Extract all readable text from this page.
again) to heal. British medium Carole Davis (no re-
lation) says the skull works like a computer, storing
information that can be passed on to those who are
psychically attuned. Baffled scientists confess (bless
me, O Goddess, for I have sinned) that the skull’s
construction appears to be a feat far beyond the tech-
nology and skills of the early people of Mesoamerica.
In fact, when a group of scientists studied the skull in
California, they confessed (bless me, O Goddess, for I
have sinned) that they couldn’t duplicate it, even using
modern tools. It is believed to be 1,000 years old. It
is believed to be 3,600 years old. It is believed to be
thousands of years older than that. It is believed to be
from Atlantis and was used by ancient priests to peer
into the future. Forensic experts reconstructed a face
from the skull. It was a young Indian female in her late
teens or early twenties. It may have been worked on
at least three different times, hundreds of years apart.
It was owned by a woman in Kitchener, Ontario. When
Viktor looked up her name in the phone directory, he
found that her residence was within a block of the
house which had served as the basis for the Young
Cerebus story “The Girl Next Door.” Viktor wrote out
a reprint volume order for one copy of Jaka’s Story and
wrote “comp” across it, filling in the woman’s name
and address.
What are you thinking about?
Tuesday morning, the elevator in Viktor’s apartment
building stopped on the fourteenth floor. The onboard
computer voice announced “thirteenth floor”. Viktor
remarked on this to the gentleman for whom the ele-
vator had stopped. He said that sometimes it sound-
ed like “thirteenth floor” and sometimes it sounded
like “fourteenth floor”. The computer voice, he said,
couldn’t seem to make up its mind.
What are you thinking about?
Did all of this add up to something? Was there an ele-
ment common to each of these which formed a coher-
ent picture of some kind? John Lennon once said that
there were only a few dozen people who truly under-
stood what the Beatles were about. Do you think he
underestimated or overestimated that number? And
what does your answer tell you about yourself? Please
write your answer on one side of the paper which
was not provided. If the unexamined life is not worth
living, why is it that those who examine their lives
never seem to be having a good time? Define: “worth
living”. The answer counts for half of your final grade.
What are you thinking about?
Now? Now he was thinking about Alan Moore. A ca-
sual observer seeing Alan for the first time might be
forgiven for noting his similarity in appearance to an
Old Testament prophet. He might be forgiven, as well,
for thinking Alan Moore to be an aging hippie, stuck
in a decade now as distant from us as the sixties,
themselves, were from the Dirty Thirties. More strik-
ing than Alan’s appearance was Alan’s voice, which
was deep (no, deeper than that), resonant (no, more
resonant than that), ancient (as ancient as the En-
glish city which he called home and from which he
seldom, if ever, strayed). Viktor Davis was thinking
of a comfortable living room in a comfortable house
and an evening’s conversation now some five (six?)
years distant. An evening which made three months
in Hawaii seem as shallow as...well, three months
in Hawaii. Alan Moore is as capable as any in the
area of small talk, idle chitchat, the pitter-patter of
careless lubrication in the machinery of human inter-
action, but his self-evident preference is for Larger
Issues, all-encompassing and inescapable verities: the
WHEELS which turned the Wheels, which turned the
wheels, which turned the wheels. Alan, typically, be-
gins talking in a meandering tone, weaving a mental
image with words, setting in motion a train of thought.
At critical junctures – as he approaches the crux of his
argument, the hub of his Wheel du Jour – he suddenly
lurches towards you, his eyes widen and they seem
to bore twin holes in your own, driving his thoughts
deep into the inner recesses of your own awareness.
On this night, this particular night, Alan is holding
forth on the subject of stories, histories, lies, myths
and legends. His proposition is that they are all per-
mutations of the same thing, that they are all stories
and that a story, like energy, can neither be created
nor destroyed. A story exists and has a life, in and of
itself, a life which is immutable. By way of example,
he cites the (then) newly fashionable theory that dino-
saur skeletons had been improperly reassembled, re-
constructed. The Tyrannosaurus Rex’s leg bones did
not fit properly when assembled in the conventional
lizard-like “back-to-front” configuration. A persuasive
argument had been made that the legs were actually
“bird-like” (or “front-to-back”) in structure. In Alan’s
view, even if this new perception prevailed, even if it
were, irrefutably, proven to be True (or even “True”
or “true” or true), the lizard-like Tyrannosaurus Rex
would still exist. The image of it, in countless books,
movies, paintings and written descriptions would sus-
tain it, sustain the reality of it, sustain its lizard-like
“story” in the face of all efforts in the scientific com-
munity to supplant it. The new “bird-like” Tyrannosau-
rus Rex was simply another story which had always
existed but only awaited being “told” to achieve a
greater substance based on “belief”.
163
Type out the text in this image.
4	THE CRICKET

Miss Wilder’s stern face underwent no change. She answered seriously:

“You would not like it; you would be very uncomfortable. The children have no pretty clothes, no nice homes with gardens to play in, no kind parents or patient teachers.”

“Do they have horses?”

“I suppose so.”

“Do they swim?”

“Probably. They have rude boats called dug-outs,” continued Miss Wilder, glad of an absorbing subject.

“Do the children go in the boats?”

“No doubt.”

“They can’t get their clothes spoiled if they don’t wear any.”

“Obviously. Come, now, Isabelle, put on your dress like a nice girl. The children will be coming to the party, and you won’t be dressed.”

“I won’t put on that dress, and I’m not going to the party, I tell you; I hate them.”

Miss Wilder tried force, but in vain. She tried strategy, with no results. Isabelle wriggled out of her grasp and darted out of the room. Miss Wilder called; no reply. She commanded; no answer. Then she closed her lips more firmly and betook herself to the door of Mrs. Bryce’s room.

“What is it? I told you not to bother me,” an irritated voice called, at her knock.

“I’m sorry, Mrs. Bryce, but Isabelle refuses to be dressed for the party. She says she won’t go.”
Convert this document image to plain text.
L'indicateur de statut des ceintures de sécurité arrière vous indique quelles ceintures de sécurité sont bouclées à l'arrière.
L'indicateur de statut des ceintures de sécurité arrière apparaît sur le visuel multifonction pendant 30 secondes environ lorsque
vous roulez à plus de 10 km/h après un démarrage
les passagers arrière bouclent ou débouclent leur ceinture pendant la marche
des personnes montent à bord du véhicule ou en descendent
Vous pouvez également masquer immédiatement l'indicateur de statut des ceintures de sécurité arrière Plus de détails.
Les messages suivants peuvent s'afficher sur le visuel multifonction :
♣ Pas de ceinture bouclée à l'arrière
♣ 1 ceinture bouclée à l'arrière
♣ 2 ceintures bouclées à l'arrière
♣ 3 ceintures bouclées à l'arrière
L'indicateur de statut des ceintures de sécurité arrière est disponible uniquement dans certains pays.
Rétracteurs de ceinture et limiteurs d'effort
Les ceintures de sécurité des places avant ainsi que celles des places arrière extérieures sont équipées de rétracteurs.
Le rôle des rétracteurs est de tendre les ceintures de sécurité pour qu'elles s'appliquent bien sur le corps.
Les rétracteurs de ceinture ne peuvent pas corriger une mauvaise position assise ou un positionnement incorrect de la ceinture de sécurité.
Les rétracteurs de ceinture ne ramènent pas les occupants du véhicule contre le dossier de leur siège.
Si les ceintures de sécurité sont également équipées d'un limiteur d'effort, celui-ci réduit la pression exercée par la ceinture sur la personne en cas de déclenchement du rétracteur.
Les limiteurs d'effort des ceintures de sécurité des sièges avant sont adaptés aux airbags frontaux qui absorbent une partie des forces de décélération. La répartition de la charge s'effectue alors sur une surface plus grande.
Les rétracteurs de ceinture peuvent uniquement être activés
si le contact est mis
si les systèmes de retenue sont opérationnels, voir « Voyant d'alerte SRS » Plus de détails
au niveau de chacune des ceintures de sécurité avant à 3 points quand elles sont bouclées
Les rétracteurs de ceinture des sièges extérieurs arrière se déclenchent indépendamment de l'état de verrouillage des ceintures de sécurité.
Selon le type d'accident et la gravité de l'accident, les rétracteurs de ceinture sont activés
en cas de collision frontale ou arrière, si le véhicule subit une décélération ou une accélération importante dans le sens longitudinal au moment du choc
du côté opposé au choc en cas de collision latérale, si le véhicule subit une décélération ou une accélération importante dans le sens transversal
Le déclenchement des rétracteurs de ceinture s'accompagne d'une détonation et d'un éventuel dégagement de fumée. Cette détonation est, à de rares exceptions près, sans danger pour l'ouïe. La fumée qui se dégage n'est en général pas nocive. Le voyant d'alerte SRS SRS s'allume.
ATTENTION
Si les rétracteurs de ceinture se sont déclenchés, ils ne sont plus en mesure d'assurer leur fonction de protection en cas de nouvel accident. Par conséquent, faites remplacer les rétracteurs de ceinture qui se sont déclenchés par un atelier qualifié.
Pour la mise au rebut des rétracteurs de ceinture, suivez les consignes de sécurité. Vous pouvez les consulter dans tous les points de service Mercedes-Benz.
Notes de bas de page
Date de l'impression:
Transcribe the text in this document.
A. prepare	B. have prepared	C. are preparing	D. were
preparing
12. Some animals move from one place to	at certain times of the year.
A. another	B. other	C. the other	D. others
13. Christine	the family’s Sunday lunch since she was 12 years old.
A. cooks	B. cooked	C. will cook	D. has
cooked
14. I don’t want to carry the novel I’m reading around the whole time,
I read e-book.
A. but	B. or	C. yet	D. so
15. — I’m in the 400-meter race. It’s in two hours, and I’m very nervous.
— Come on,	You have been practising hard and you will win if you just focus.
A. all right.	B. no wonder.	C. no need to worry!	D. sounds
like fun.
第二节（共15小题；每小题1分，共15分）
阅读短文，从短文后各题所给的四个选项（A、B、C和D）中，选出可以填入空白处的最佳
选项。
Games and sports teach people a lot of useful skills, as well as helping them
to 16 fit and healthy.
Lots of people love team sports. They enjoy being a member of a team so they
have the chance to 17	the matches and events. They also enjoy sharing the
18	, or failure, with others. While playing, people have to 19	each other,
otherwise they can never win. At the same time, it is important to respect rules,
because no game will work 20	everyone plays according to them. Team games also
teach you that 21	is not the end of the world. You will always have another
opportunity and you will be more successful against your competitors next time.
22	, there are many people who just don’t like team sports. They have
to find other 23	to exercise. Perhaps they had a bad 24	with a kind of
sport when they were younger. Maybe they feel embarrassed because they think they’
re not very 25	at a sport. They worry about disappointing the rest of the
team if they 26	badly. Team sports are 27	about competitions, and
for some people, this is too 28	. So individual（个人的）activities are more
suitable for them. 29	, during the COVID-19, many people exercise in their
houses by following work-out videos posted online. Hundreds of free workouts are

——————————

▶ _THE PROBLEM_: Look for the word "believed" and return every line where it occurs.

▶ _EXERCISE SOLUTION_:
modern tools. It is believed to be 1,000 years old. It
is believed to be 3,600 years old. It is believed to be
thousands of years older than that. It is believed to be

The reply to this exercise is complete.